▸ **Task directions**: Quote each line of the material verbatim, without the pictures.

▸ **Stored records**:
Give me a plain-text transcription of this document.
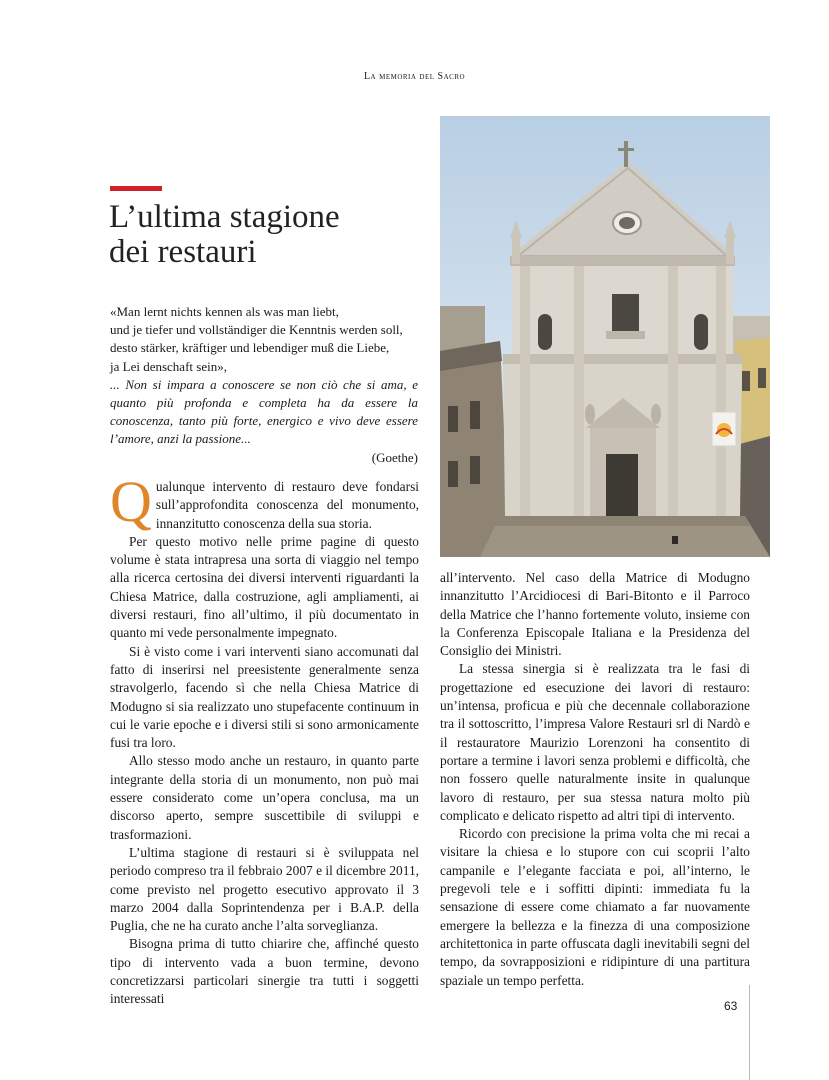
La memoria del Sacro
L’ultima stagione
dei restauri

«Man lernt nichts kennen als was man liebt,

und je tiefer und vollständiger die Kenntnis werden soll,

desto stärker, kräftiger und lebendiger muß die Liebe,

ja Lei denschaft sein»,

... Non si impara a conoscere se non ciò che si ama, e quanto più profonda e completa ha da essere la conoscenza, tanto più forte, energico e vivo deve essere l’amore, anzi la passione...

(Goethe)

Qualunque intervento di restauro deve fondarsi sull’approfondita conoscenza del monumento, innanzitutto conoscenza della sua storia.

Per questo motivo nelle prime pagine di questo volume è stata intrapresa una sorta di viaggio nel tempo alla ricerca certosina dei diversi interventi riguardanti la Chiesa Matrice, dalla costruzione, agli ampliamenti, ai diversi restauri, fino all’ultimo, il più documentato in quanto mi vede personalmente impegnato.

Si è visto come i vari interventi siano accomunati dal fatto di inserirsi nel preesistente generalmente senza stravolgerlo, facendo sì che nella Chiesa Matrice di Modugno si sia realizzato uno stupefacente continuum in cui le varie epoche e i diversi stili si sono armonicamente fusi tra loro.

Allo stesso modo anche un restauro, in quanto parte integrante della storia di un monumento, non può mai essere considerato come un’opera conclusa, ma un discorso aperto, sempre suscettibile di sviluppi e trasformazioni.

L’ultima stagione di restauri si è sviluppata nel periodo compreso tra il febbraio 2007 e il dicembre 2011, come previsto nel progetto esecutivo approvato il 3 marzo 2004 dalla Soprintendenza per i B.A.P. della Puglia, che ne ha curato anche l’alta sorveglianza.

Bisogna prima di tutto chiarire che, affinché questo tipo di intervento vada a buon termine, devono concretizzarsi particolari sinergie tra tutti i soggetti interessati

all’intervento. Nel caso della Matrice di Modugno innanzitutto l’Arcidiocesi di Bari-Bitonto e il Parroco della Matrice che l’hanno fortemente voluto, insieme con la Conferenza Episcopale Italiana e la Presidenza del Consiglio dei Ministri.

La stessa sinergia si è realizzata tra le fasi di progettazione ed esecuzione dei lavori di restauro: un’intensa, proficua e più che decennale collaborazione tra il sottoscritto, l’impresa Valore Restauri srl di Nardò e il restauratore Maurizio Lorenzoni ha consentito di portare a termine i lavori senza problemi e difficoltà, che non fossero quelle naturalmente insite in qualunque lavoro di restauro, per sua stessa natura molto più complicato e delicato rispetto ad altri tipi di intervento.

Ricordo con precisione la prima volta che mi recai a visitare la chiesa e lo stupore con cui scoprii l’alto campanile e l’elegante facciata e poi, all’interno, le pregevoli tele e i soffitti dipinti: immediata fu la sensazione di essere come chiamato a far nuovamente emergere la bellezza e la finezza di una composizione architettonica in parte offuscata dagli inevitabili segni del tempo, da sovrapposizioni e ridipinture di una partitura spaziale un tempo perfetta.

63
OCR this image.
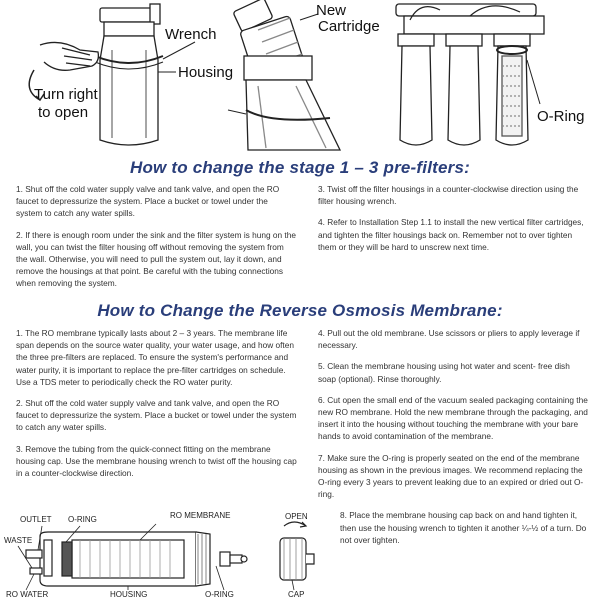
Wrench
Housing
Turn right
to open
New
Cartridge
O-Ring
How to change the stage 1 – 3 pre-filters:

1. Shut off the cold water supply valve and tank valve, and open the RO faucet to depressurize the system. Place a bucket or towel under the system to catch any water spills.

2. If there is enough room under the sink and the filter system is hung on the wall, you can twist the filter housing off without removing the system from the wall. Otherwise, you will need to pull the system out, lay it down, and remove the housings at that point. Be careful with the tubing connections when removing the system.

3. Twist off the filter housings in a counter-clockwise direction using the filter housing wrench.

4. Refer to Installation Step 1.1 to install the new vertical filter cartridges, and tighten the filter housings back on. Remember not to over tighten them or they will be hard to unscrew next time.

How to Change the Reverse Osmosis Membrane:

1. The RO membrane typically lasts about 2 – 3 years. The membrane life span depends on the source water quality, your water usage, and how often the three pre-filters are replaced. To ensure the system's performance and water purity, it is important to replace the pre-filter cartridges on schedule. Use a TDS meter to periodically check the RO water purity.

2. Shut off the cold water supply valve and tank valve, and open the RO faucet to depressurize the system. Place a bucket or towel under the system to catch any water spills.

3. Remove the tubing from the quick-connect fitting on the membrane housing cap. Use the membrane housing wrench to twist off the housing cap in a counter-clockwise direction.

4. Pull out the old membrane. Use scissors or pliers to apply leverage if necessary.

5. Clean the membrane housing using hot water and scent- free dish soap (optional). Rinse thoroughly.

6. Cut open the small end of the vacuum sealed packaging containing the new RO membrane. Hold the new membrane through the packaging, and insert it into the housing without touching the membrane with your bare hands to avoid contamination of the membrane.

7. Make sure the O-ring is properly seated on the end of the membrane housing as shown in the previous images. We recommend replacing the O-ring every 3 years to prevent leaking due to an expired or dried out O-ring.

8. Place the membrane housing cap back on and hand tighten it, then use the housing wrench to tighten it another ¼-½ of a turn. Do not over tighten.

OUTLET O-RING	RO MEMBRANE	OPEN
WASTE
RO WATER	HOUSING	O-RING	CAP
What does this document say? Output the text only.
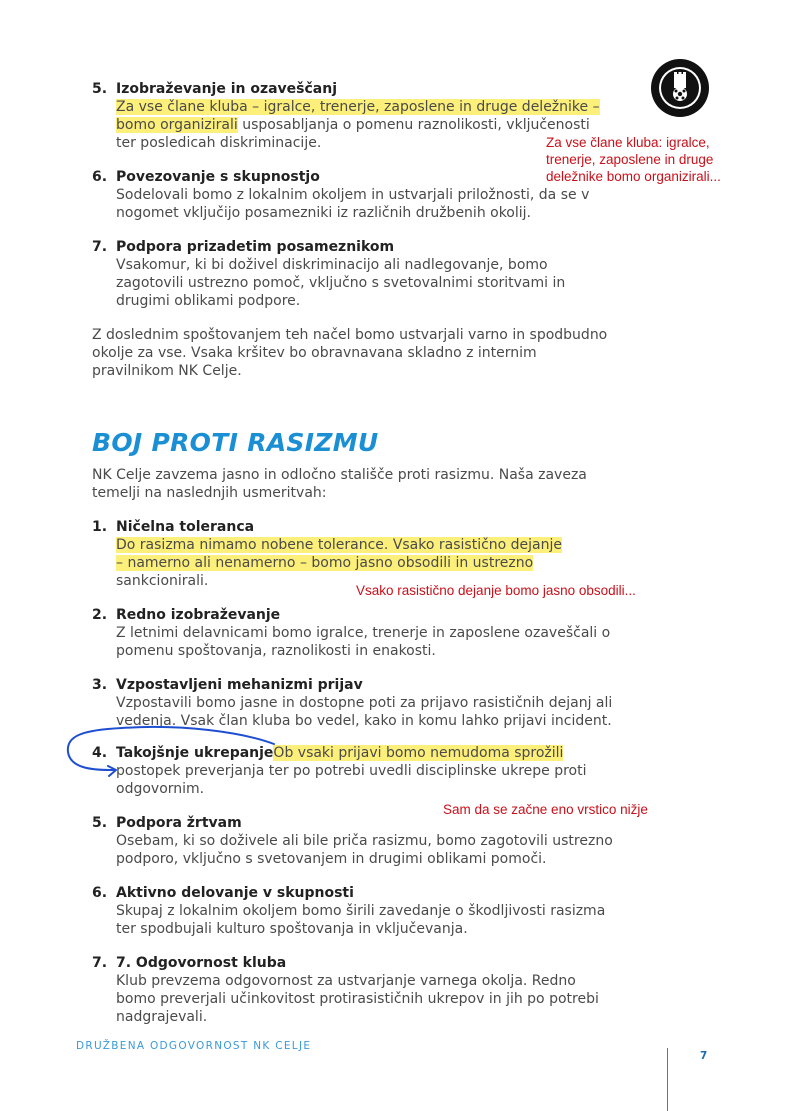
5. Izobraževanje in ozaveščanj
Za vse člane kluba – igralce, trenerje, zaposlene in druge deležnike –
bomo organizirali usposabljanja o pomenu raznolikosti, vključenosti
ter posledicah diskriminacije.
6. Povezovanje s skupnostjo
Sodelovali bomo z lokalnim okoljem in ustvarjali priložnosti, da se v
nogomet vključijo posamezniki iz različnih družbenih okolij.
7. Podpora prizadetim posameznikom
Vsakomur, ki bi doživel diskriminacijo ali nadlegovanje, bomo
zagotovili ustrezno pomoč, vključno s svetovalnimi storitvami in
drugimi oblikami podpore.
Z doslednim spoštovanjem teh načel bomo ustvarjali varno in spodbudno
okolje za vse. Vsaka kršitev bo obravnavana skladno z internim
pravilnikom NK Celje.
BOJ PROTI RASIZMU
NK Celje zavzema jasno in odločno stališče proti rasizmu. Naša zaveza
temelji na naslednjih usmeritvah:
1. Ničelna toleranca
Do rasizma nimamo nobene tolerance. Vsako rasistično dejanje
– namerno ali nenamerno – bomo jasno obsodili in ustrezno
sankcionirali.
2. Redno izobraževanje
Z letnimi delavnicami bomo igralce, trenerje in zaposlene ozaveščali o
pomenu spoštovanja, raznolikosti in enakosti.
3. Vzpostavljeni mehanizmi prijav
Vzpostavili bomo jasne in dostopne poti za prijavo rasističnih dejanj ali
vedenja. Vsak član kluba bo vedel, kako in komu lahko prijavi incident.
4. Takojšnje ukrepanjeOb vsaki prijavi bomo nemudoma sprožili
postopek preverjanja ter po potrebi uvedli disciplinske ukrepe proti
odgovornim.
5. Podpora žrtvam
Osebam, ki so doživele ali bile priča rasizmu, bomo zagotovili ustrezno
podporo, vključno s svetovanjem in drugimi oblikami pomoči.
6. Aktivno delovanje v skupnosti
Skupaj z lokalnim okoljem bomo širili zavedanje o škodljivosti rasizma
ter spodbujali kulturo spoštovanja in vključevanja.
7. 7. Odgovornost kluba
Klub prevzema odgovornost za ustvarjanje varnega okolja. Redno
bomo preverjali učinkovitost protirasističnih ukrepov in jih po potrebi
nadgrajevali.
Za vse člane kluba: igralce,
trenerje, zaposlene in druge
deležnike bomo organizirali...
Vsako rasistično dejanje bomo jasno obsodili...
Sam da se začne eno vrstico nižje
DRUŽBENA ODGOVORNOST NK CELJE
7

▸ **Answer to the problem**:
Give me a plain-text transcription of this document.
La memoria del Sacro
L’ultima stagione
dei restauri

«Man lernt nichts kennen als was man liebt,

und je tiefer und vollständiger die Kenntnis werden soll,

desto stärker, kräftiger und lebendiger muß die Liebe,

ja Lei denschaft sein»,

... Non si impara a conoscere se non ciò che si ama, e quanto più profonda e completa ha da essere la conoscenza, tanto più forte, energico e vivo deve essere l’amore, anzi la passione...

(Goethe)

Qualunque intervento di restauro deve fondarsi sull’approfondita conoscenza del monumento, innanzitutto conoscenza della sua storia.

Per questo motivo nelle prime pagine di questo volume è stata intrapresa una sorta di viaggio nel tempo alla ricerca certosina dei diversi interventi riguardanti la Chiesa Matrice, dalla costruzione, agli ampliamenti, ai diversi restauri, fino all’ultimo, il più documentato in quanto mi vede personalmente impegnato.

Si è visto come i vari interventi siano accomunati dal fatto di inserirsi nel preesistente generalmente senza stravolgerlo, facendo sì che nella Chiesa Matrice di Modugno si sia realizzato uno stupefacente continuum in cui le varie epoche e i diversi stili si sono armonicamente fusi tra loro.

Allo stesso modo anche un restauro, in quanto parte integrante della storia di un monumento, non può mai essere considerato come un’opera conclusa, ma un discorso aperto, sempre suscettibile di sviluppi e trasformazioni.

L’ultima stagione di restauri si è sviluppata nel periodo compreso tra il febbraio 2007 e il dicembre 2011, come previsto nel progetto esecutivo approvato il 3 marzo 2004 dalla Soprintendenza per i B.A.P. della Puglia, che ne ha curato anche l’alta sorveglianza.

Bisogna prima di tutto chiarire che, affinché questo tipo di intervento vada a buon termine, devono concretizzarsi particolari sinergie tra tutti i soggetti interessati

all’intervento. Nel caso della Matrice di Modugno innanzitutto l’Arcidiocesi di Bari-Bitonto e il Parroco della Matrice che l’hanno fortemente voluto, insieme con la Conferenza Episcopale Italiana e la Presidenza del Consiglio dei Ministri.

La stessa sinergia si è realizzata tra le fasi di progettazione ed esecuzione dei lavori di restauro: un’intensa, proficua e più che decennale collaborazione tra il sottoscritto, l’impresa Valore Restauri srl di Nardò e il restauratore Maurizio Lorenzoni ha consentito di portare a termine i lavori senza problemi e difficoltà, che non fossero quelle naturalmente insite in qualunque lavoro di restauro, per sua stessa natura molto più complicato e delicato rispetto ad altri tipi di intervento.

Ricordo con precisione la prima volta che mi recai a visitare la chiesa e lo stupore con cui scoprii l’alto campanile e l’elegante facciata e poi, all’interno, le pregevoli tele e i soffitti dipinti: immediata fu la sensazione di essere come chiamato a far nuovamente emergere la bellezza e la finezza di una composizione architettonica in parte offuscata dagli inevitabili segni del tempo, da sovrapposizioni e ridipinture di una partitura spaziale un tempo perfetta.

63
OCR this image.
Wrench
Housing
Turn right
to open
New
Cartridge
O-Ring
How to change the stage 1 – 3 pre-filters:

1. Shut off the cold water supply valve and tank valve, and open the RO faucet to depressurize the system. Place a bucket or towel under the system to catch any water spills.

2. If there is enough room under the sink and the filter system is hung on the wall, you can twist the filter housing off without removing the system from the wall. Otherwise, you will need to pull the system out, lay it down, and remove the housings at that point. Be careful with the tubing connections when removing the system.

3. Twist off the filter housings in a counter-clockwise direction using the filter housing wrench.

4. Refer to Installation Step 1.1 to install the new vertical filter cartridges, and tighten the filter housings back on. Remember not to over tighten them or they will be hard to unscrew next time.

How to Change the Reverse Osmosis Membrane:

1. The RO membrane typically lasts about 2 – 3 years. The membrane life span depends on the source water quality, your water usage, and how often the three pre-filters are replaced. To ensure the system's performance and water purity, it is important to replace the pre-filter cartridges on schedule. Use a TDS meter to periodically check the RO water purity.

2. Shut off the cold water supply valve and tank valve, and open the RO faucet to depressurize the system. Place a bucket or towel under the system to catch any water spills.

3. Remove the tubing from the quick-connect fitting on the membrane housing cap. Use the membrane housing wrench to twist off the housing cap in a counter-clockwise direction.

4. Pull out the old membrane. Use scissors or pliers to apply leverage if necessary.

5. Clean the membrane housing using hot water and scent- free dish soap (optional). Rinse thoroughly.

6. Cut open the small end of the vacuum sealed packaging containing the new RO membrane. Hold the new membrane through the packaging, and insert it into the housing without touching the membrane with your bare hands to avoid contamination of the membrane.

7. Make sure the O-ring is properly seated on the end of the membrane housing as shown in the previous images. We recommend replacing the O-ring every 3 years to prevent leaking due to an expired or dried out O-ring.

8. Place the membrane housing cap back on and hand tighten it, then use the housing wrench to tighten it another ¼-½ of a turn. Do not over tighten.

OUTLET O-RING	RO MEMBRANE	OPEN
WASTE
RO WATER	HOUSING	O-RING	CAP
What does this document say? Output the text only.
5. Izobraževanje in ozaveščanj
Za vse člane kluba – igralce, trenerje, zaposlene in druge deležnike –
bomo organizirali usposabljanja o pomenu raznolikosti, vključenosti
ter posledicah diskriminacije.
6. Povezovanje s skupnostjo
Sodelovali bomo z lokalnim okoljem in ustvarjali priložnosti, da se v
nogomet vključijo posamezniki iz različnih družbenih okolij.
7. Podpora prizadetim posameznikom
Vsakomur, ki bi doživel diskriminacijo ali nadlegovanje, bomo
zagotovili ustrezno pomoč, vključno s svetovalnimi storitvami in
drugimi oblikami podpore.
Z doslednim spoštovanjem teh načel bomo ustvarjali varno in spodbudno
okolje za vse. Vsaka kršitev bo obravnavana skladno z internim
pravilnikom NK Celje.
BOJ PROTI RASIZMU
NK Celje zavzema jasno in odločno stališče proti rasizmu. Naša zaveza
temelji na naslednjih usmeritvah:
1. Ničelna toleranca
Do rasizma nimamo nobene tolerance. Vsako rasistično dejanje
– namerno ali nenamerno – bomo jasno obsodili in ustrezno
sankcionirali.
2. Redno izobraževanje
Z letnimi delavnicami bomo igralce, trenerje in zaposlene ozaveščali o
pomenu spoštovanja, raznolikosti in enakosti.
3. Vzpostavljeni mehanizmi prijav
Vzpostavili bomo jasne in dostopne poti za prijavo rasističnih dejanj ali
vedenja. Vsak član kluba bo vedel, kako in komu lahko prijavi incident.
4. Takojšnje ukrepanjeOb vsaki prijavi bomo nemudoma sprožili
postopek preverjanja ter po potrebi uvedli disciplinske ukrepe proti
odgovornim.
5. Podpora žrtvam
Osebam, ki so doživele ali bile priča rasizmu, bomo zagotovili ustrezno
podporo, vključno s svetovanjem in drugimi oblikami pomoči.
6. Aktivno delovanje v skupnosti
Skupaj z lokalnim okoljem bomo širili zavedanje o škodljivosti rasizma
ter spodbujali kulturo spoštovanja in vključevanja.
7. 7. Odgovornost kluba
Klub prevzema odgovornost za ustvarjanje varnega okolja. Redno
bomo preverjali učinkovitost protirasističnih ukrepov in jih po potrebi
nadgrajevali.
Za vse člane kluba: igralce,
trenerje, zaposlene in druge
deležnike bomo organizirali...
Vsako rasistično dejanje bomo jasno obsodili...
Sam da se začne eno vrstico nižje
DRUŽBENA ODGOVORNOST NK CELJE
7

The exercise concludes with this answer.